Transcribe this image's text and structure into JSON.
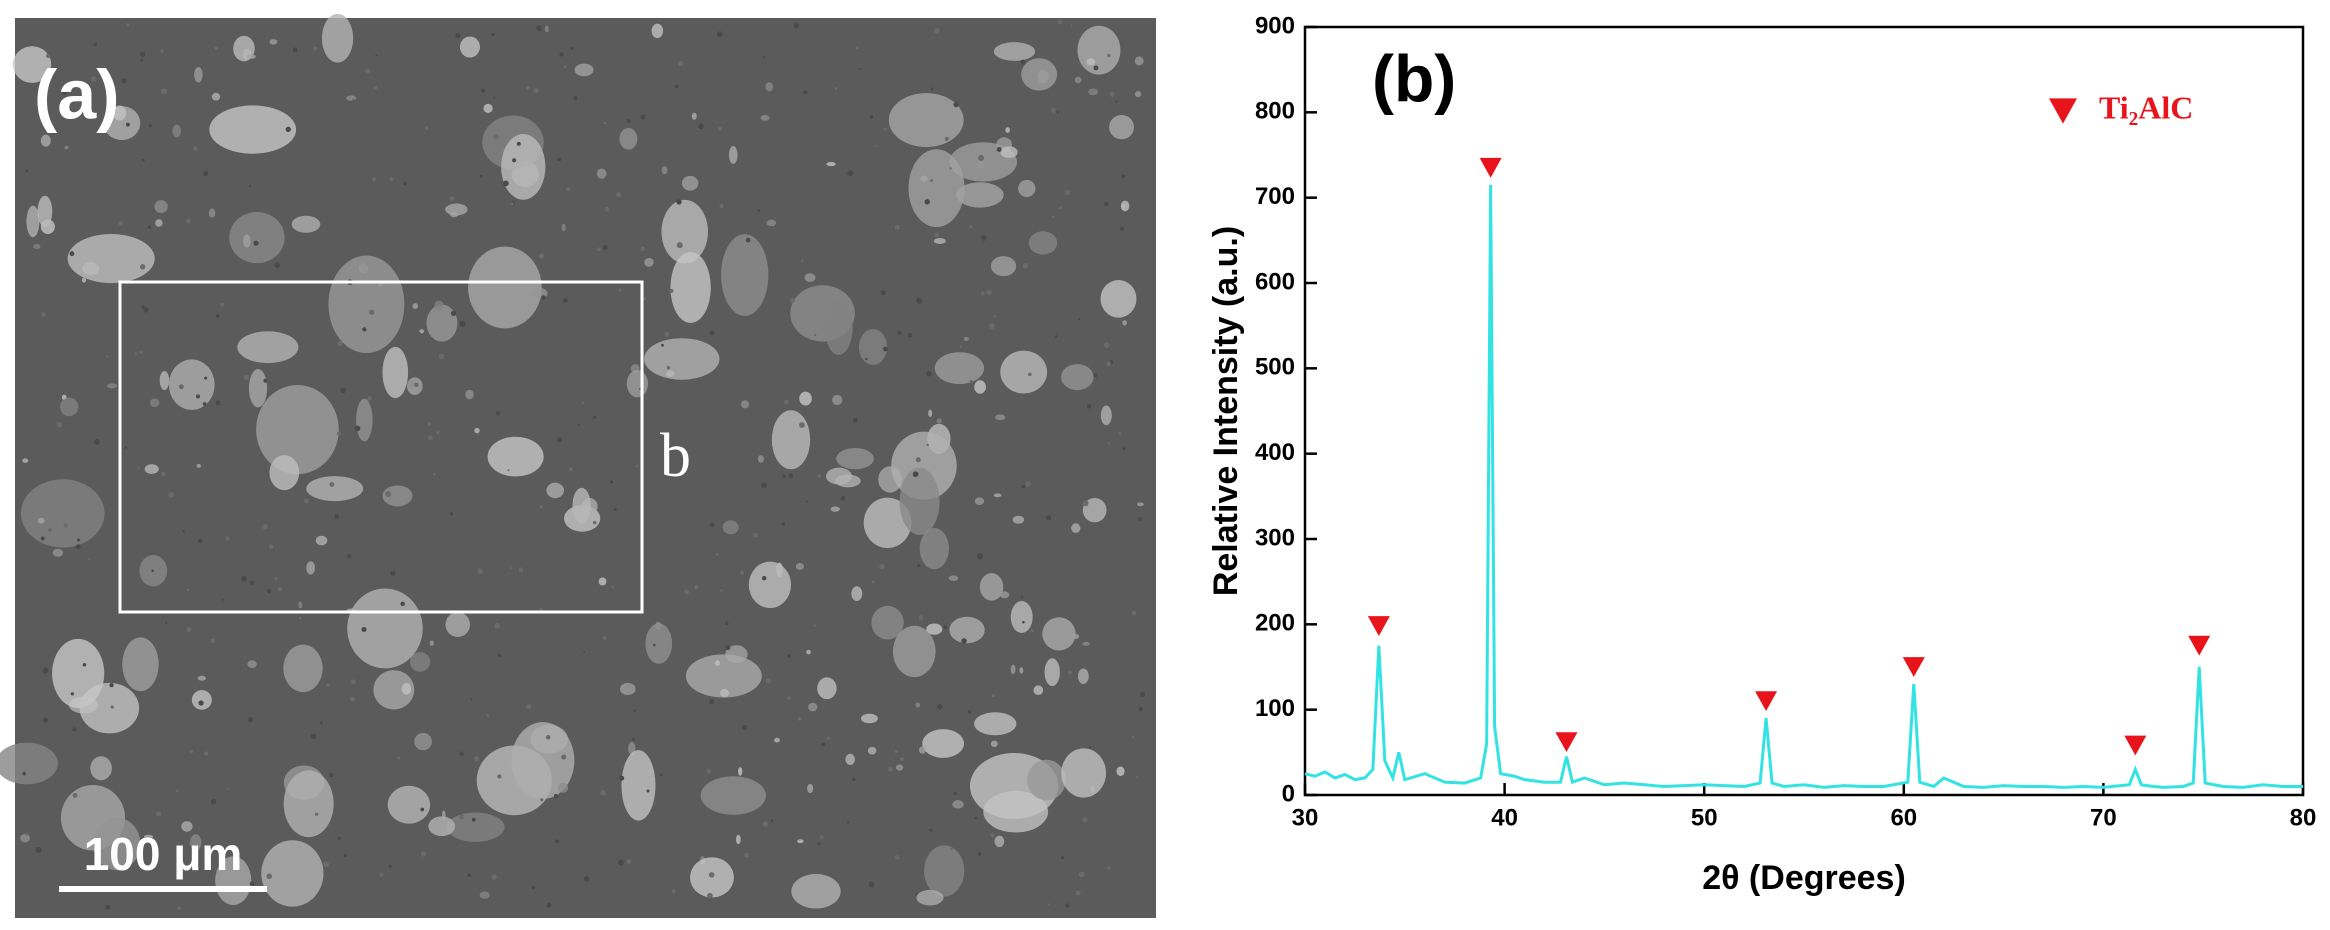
{
  "panel_a": {
    "label": "(a)",
    "region_label": "b",
    "scale_bar": "100 μm"
  },
  "chart_data": {
    "type": "line",
    "label": "(b)",
    "xlabel": "2θ (Degrees)",
    "ylabel": "Relative Intensity (a.u.)",
    "xlim": [
      30,
      80
    ],
    "xticks": [
      30,
      40,
      50,
      60,
      70,
      80
    ],
    "ylim": [
      0,
      900
    ],
    "yticks": [
      0,
      100,
      200,
      300,
      400,
      500,
      600,
      700,
      800,
      900
    ],
    "legend": "upper right",
    "series": [
      {
        "type": "line",
        "color": "#33e3e3",
        "x": [
          30,
          30.5,
          31,
          31.5,
          32,
          32.5,
          33,
          33.4,
          33.7,
          34,
          34.4,
          34.7,
          35,
          36,
          37,
          38,
          38.8,
          39.1,
          39.3,
          39.5,
          39.8,
          40.5,
          41,
          42,
          42.8,
          43.1,
          43.4,
          44,
          45,
          46,
          47,
          48,
          49,
          50,
          51,
          52,
          52.8,
          53.1,
          53.4,
          54,
          55,
          56,
          57,
          58,
          59,
          60.2,
          60.5,
          60.8,
          61.5,
          62,
          63,
          64,
          65,
          66,
          67,
          68,
          69,
          70,
          71.3,
          71.6,
          71.9,
          72.5,
          73,
          74,
          74.5,
          74.8,
          75.1,
          76,
          77,
          78,
          79,
          80
        ],
        "values": [
          25,
          22,
          27,
          20,
          24,
          18,
          20,
          30,
          175,
          40,
          20,
          50,
          18,
          25,
          15,
          14,
          20,
          60,
          715,
          80,
          25,
          22,
          18,
          15,
          15,
          45,
          15,
          20,
          12,
          14,
          12,
          10,
          11,
          12,
          11,
          10,
          14,
          90,
          14,
          10,
          12,
          9,
          11,
          10,
          10,
          15,
          130,
          15,
          10,
          20,
          10,
          9,
          11,
          10,
          10,
          9,
          10,
          9,
          12,
          30,
          12,
          10,
          9,
          10,
          14,
          150,
          14,
          10,
          9,
          12,
          10,
          10
        ]
      },
      {
        "type": "scatter",
        "name": "Ti₂AlC",
        "color": "#e8141c",
        "x": [
          33.7,
          39.3,
          43.1,
          53.1,
          60.5,
          71.6,
          74.8
        ],
        "values": [
          198,
          735,
          62,
          110,
          150,
          58,
          175
        ]
      }
    ]
  }
}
○ ○ ○
* **Task requirements**:
Every record must be copied exactly, with images dropped from the result.

* **Answer to the exercise**:
Transcribe this image's text and structure into JSON.
{
  "panel_a": {
    "label": "(a)",
    "region_label": "b",
    "scale_bar": "100 μm"
  },
  "chart_data": {
    "type": "line",
    "label": "(b)",
    "xlabel": "2θ (Degrees)",
    "ylabel": "Relative Intensity (a.u.)",
    "xlim": [
      30,
      80
    ],
    "xticks": [
      30,
      40,
      50,
      60,
      70,
      80
    ],
    "ylim": [
      0,
      900
    ],
    "yticks": [
      0,
      100,
      200,
      300,
      400,
      500,
      600,
      700,
      800,
      900
    ],
    "legend": "upper right",
    "series": [
      {
        "type": "line",
        "color": "#33e3e3",
        "x": [
          30,
          30.5,
          31,
          31.5,
          32,
          32.5,
          33,
          33.4,
          33.7,
          34,
          34.4,
          34.7,
          35,
          36,
          37,
          38,
          38.8,
          39.1,
          39.3,
          39.5,
          39.8,
          40.5,
          41,
          42,
          42.8,
          43.1,
          43.4,
          44,
          45,
          46,
          47,
          48,
          49,
          50,
          51,
          52,
          52.8,
          53.1,
          53.4,
          54,
          55,
          56,
          57,
          58,
          59,
          60.2,
          60.5,
          60.8,
          61.5,
          62,
          63,
          64,
          65,
          66,
          67,
          68,
          69,
          70,
          71.3,
          71.6,
          71.9,
          72.5,
          73,
          74,
          74.5,
          74.8,
          75.1,
          76,
          77,
          78,
          79,
          80
        ],
        "values": [
          25,
          22,
          27,
          20,
          24,
          18,
          20,
          30,
          175,
          40,
          20,
          50,
          18,
          25,
          15,
          14,
          20,
          60,
          715,
          80,
          25,
          22,
          18,
          15,
          15,
          45,
          15,
          20,
          12,
          14,
          12,
          10,
          11,
          12,
          11,
          10,
          14,
          90,
          14,
          10,
          12,
          9,
          11,
          10,
          10,
          15,
          130,
          15,
          10,
          20,
          10,
          9,
          11,
          10,
          10,
          9,
          10,
          9,
          12,
          30,
          12,
          10,
          9,
          10,
          14,
          150,
          14,
          10,
          9,
          12,
          10,
          10
        ]
      },
      {
        "type": "scatter",
        "name": "Ti₂AlC",
        "color": "#e8141c",
        "x": [
          33.7,
          39.3,
          43.1,
          53.1,
          60.5,
          71.6,
          74.8
        ],
        "values": [
          198,
          735,
          62,
          110,
          150,
          58,
          175
        ]
      }
    ]
  }
}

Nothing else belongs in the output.